Copy every line of the data that includes the string "keycap".

++++++++

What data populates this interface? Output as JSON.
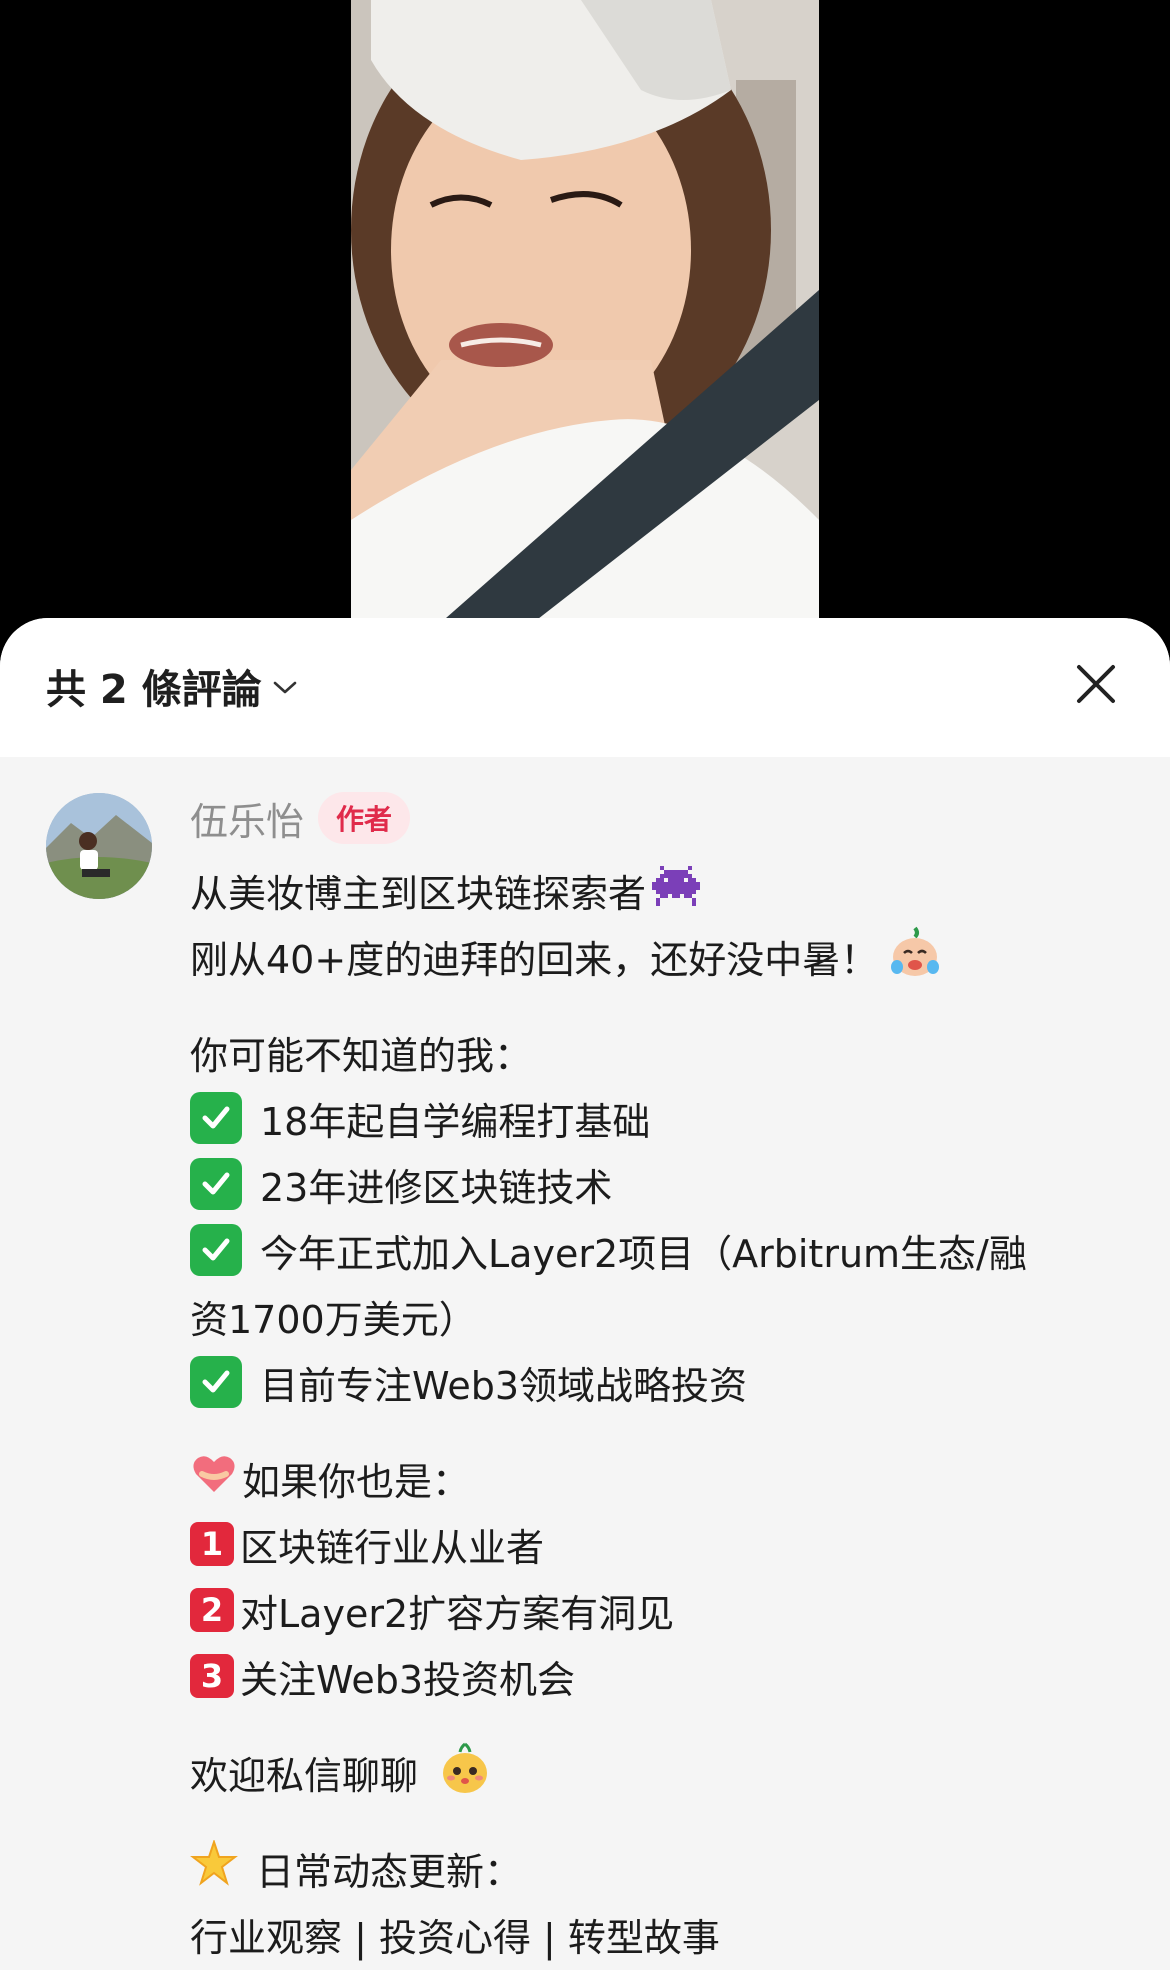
{
  "header": {
    "comment_count": "共 2 條評論"
  },
  "comment": {
    "author": "伍乐怡",
    "badge": "作者",
    "lines": {
      "l1": "从美妆博主到区块链探索者",
      "l2": "刚从40+度的迪拜的回来，还好没中暑！",
      "l3": "你可能不知道的我：",
      "l4": "18年起自学编程打基础",
      "l5": "23年进修区块链技术",
      "l6": "今年正式加入Layer2项目（Arbitrum生态/融",
      "l6b": "资1700万美元）",
      "l7": "目前专注Web3领域战略投资",
      "l8": "如果你也是：",
      "l9": "区块链行业从业者",
      "l10": "对Layer2扩容方案有洞见",
      "l11": "关注Web3投资机会",
      "l12": "欢迎私信聊聊",
      "l13": "日常动态更新：",
      "l14": "行业观察 | 投资心得 | 转型故事"
    },
    "number_keys": {
      "k1": "1",
      "k2": "2",
      "k3": "3"
    }
  },
  "colors": {
    "accent_red": "#e02b4b",
    "check_green": "#26b14b",
    "sheet_bg": "#f5f5f5"
  },
  "icons": [
    "chevron-down-icon",
    "close-icon",
    "alien-monster-icon",
    "crying-face-icon",
    "check-mark-icon",
    "heart-hands-icon",
    "keycap-1-icon",
    "keycap-2-icon",
    "keycap-3-icon",
    "cute-face-icon",
    "sparkle-star-icon"
  ]
}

++++++++

SOLUTION:
    "keycap-1-icon",
    "keycap-2-icon",
    "keycap-3-icon",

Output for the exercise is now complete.